**Instructions for the task**
Write every line of the material out exactly as shown.

Dataset records
▽

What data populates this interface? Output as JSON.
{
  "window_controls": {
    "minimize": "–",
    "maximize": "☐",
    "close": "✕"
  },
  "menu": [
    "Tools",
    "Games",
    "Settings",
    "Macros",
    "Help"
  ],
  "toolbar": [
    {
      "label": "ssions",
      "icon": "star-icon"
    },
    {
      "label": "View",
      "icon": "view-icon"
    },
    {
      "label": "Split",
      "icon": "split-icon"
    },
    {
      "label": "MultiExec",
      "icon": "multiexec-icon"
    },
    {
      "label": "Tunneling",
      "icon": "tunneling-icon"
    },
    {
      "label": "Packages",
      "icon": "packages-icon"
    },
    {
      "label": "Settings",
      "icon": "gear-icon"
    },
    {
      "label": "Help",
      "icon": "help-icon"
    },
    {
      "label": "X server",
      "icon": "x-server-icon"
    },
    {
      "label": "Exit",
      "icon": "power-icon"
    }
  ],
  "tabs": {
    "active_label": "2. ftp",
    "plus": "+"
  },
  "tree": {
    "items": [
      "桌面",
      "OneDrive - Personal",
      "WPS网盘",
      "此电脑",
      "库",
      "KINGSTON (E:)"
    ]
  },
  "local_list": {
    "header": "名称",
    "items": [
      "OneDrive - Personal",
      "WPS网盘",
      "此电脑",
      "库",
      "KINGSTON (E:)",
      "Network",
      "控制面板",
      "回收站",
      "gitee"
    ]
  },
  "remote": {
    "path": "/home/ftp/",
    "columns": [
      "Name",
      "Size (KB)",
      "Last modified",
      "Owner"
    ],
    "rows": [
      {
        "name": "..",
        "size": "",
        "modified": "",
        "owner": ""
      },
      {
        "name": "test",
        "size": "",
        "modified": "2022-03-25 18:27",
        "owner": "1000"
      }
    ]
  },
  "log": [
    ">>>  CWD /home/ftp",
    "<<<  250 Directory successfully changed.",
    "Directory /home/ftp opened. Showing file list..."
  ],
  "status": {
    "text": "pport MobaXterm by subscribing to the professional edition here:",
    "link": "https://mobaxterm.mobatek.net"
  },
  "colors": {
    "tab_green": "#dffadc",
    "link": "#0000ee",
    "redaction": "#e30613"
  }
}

△

**Solution to the exercise**
What data populates this interface? Output as JSON.
{
  "window_controls": {
    "minimize": "–",
    "maximize": "☐",
    "close": "✕"
  },
  "menu": [
    "Tools",
    "Games",
    "Settings",
    "Macros",
    "Help"
  ],
  "toolbar": [
    {
      "label": "ssions",
      "icon": "star-icon"
    },
    {
      "label": "View",
      "icon": "view-icon"
    },
    {
      "label": "Split",
      "icon": "split-icon"
    },
    {
      "label": "MultiExec",
      "icon": "multiexec-icon"
    },
    {
      "label": "Tunneling",
      "icon": "tunneling-icon"
    },
    {
      "label": "Packages",
      "icon": "packages-icon"
    },
    {
      "label": "Settings",
      "icon": "gear-icon"
    },
    {
      "label": "Help",
      "icon": "help-icon"
    },
    {
      "label": "X server",
      "icon": "x-server-icon"
    },
    {
      "label": "Exit",
      "icon": "power-icon"
    }
  ],
  "tabs": {
    "active_label": "2. ftp",
    "plus": "+"
  },
  "tree": {
    "items": [
      "桌面",
      "OneDrive - Personal",
      "WPS网盘",
      "此电脑",
      "库",
      "KINGSTON (E:)"
    ]
  },
  "local_list": {
    "header": "名称",
    "items": [
      "OneDrive - Personal",
      "WPS网盘",
      "此电脑",
      "库",
      "KINGSTON (E:)",
      "Network",
      "控制面板",
      "回收站",
      "gitee"
    ]
  },
  "remote": {
    "path": "/home/ftp/",
    "columns": [
      "Name",
      "Size (KB)",
      "Last modified",
      "Owner"
    ],
    "rows": [
      {
        "name": "..",
        "size": "",
        "modified": "",
        "owner": ""
      },
      {
        "name": "test",
        "size": "",
        "modified": "2022-03-25 18:27",
        "owner": "1000"
      }
    ]
  },
  "log": [
    ">>>  CWD /home/ftp",
    "<<<  250 Directory successfully changed.",
    "Directory /home/ftp opened. Showing file list..."
  ],
  "status": {
    "text": "pport MobaXterm by subscribing to the professional edition here:",
    "link": "https://mobaxterm.mobatek.net"
  },
  "colors": {
    "tab_green": "#dffadc",
    "link": "#0000ee",
    "redaction": "#e30613"
  }
}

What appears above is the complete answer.